Repeat everything in the material exactly.

%%

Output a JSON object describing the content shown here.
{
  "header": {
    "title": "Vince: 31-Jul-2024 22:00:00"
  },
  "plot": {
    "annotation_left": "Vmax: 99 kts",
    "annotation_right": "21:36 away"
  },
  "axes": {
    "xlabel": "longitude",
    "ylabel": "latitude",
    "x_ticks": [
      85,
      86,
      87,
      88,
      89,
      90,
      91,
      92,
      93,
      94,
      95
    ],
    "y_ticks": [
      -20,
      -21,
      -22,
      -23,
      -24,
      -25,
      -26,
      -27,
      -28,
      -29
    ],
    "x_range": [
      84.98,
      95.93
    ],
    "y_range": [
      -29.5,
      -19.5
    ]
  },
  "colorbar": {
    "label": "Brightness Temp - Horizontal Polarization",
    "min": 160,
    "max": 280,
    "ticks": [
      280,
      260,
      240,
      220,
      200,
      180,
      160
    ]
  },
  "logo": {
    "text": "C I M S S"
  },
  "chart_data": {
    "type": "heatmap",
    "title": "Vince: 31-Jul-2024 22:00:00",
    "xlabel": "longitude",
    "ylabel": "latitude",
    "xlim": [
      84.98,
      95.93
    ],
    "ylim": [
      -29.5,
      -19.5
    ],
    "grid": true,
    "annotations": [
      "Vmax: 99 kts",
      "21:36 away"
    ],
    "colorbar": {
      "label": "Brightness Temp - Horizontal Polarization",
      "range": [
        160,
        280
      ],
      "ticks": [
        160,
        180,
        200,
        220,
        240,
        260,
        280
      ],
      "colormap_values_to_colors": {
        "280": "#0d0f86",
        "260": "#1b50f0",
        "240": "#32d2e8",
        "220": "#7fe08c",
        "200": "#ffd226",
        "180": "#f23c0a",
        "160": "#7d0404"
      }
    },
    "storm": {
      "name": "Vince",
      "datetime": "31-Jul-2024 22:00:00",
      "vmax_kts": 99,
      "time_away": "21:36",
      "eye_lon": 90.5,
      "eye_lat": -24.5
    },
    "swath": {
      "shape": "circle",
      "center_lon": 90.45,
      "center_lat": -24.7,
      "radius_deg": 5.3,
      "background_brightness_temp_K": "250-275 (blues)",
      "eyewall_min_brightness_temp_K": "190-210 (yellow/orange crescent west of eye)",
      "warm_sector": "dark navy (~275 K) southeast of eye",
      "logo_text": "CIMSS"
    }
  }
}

%%

*The solution*:
Output a JSON object describing the content shown here.
{
  "header": {
    "title": "Vince: 31-Jul-2024 22:00:00"
  },
  "plot": {
    "annotation_left": "Vmax: 99 kts",
    "annotation_right": "21:36 away"
  },
  "axes": {
    "xlabel": "longitude",
    "ylabel": "latitude",
    "x_ticks": [
      85,
      86,
      87,
      88,
      89,
      90,
      91,
      92,
      93,
      94,
      95
    ],
    "y_ticks": [
      -20,
      -21,
      -22,
      -23,
      -24,
      -25,
      -26,
      -27,
      -28,
      -29
    ],
    "x_range": [
      84.98,
      95.93
    ],
    "y_range": [
      -29.5,
      -19.5
    ]
  },
  "colorbar": {
    "label": "Brightness Temp - Horizontal Polarization",
    "min": 160,
    "max": 280,
    "ticks": [
      280,
      260,
      240,
      220,
      200,
      180,
      160
    ]
  },
  "logo": {
    "text": "C I M S S"
  },
  "chart_data": {
    "type": "heatmap",
    "title": "Vince: 31-Jul-2024 22:00:00",
    "xlabel": "longitude",
    "ylabel": "latitude",
    "xlim": [
      84.98,
      95.93
    ],
    "ylim": [
      -29.5,
      -19.5
    ],
    "grid": true,
    "annotations": [
      "Vmax: 99 kts",
      "21:36 away"
    ],
    "colorbar": {
      "label": "Brightness Temp - Horizontal Polarization",
      "range": [
        160,
        280
      ],
      "ticks": [
        160,
        180,
        200,
        220,
        240,
        260,
        280
      ],
      "colormap_values_to_colors": {
        "280": "#0d0f86",
        "260": "#1b50f0",
        "240": "#32d2e8",
        "220": "#7fe08c",
        "200": "#ffd226",
        "180": "#f23c0a",
        "160": "#7d0404"
      }
    },
    "storm": {
      "name": "Vince",
      "datetime": "31-Jul-2024 22:00:00",
      "vmax_kts": 99,
      "time_away": "21:36",
      "eye_lon": 90.5,
      "eye_lat": -24.5
    },
    "swath": {
      "shape": "circle",
      "center_lon": 90.45,
      "center_lat": -24.7,
      "radius_deg": 5.3,
      "background_brightness_temp_K": "250-275 (blues)",
      "eyewall_min_brightness_temp_K": "190-210 (yellow/orange crescent west of eye)",
      "warm_sector": "dark navy (~275 K) southeast of eye",
      "logo_text": "CIMSS"
    }
  }
}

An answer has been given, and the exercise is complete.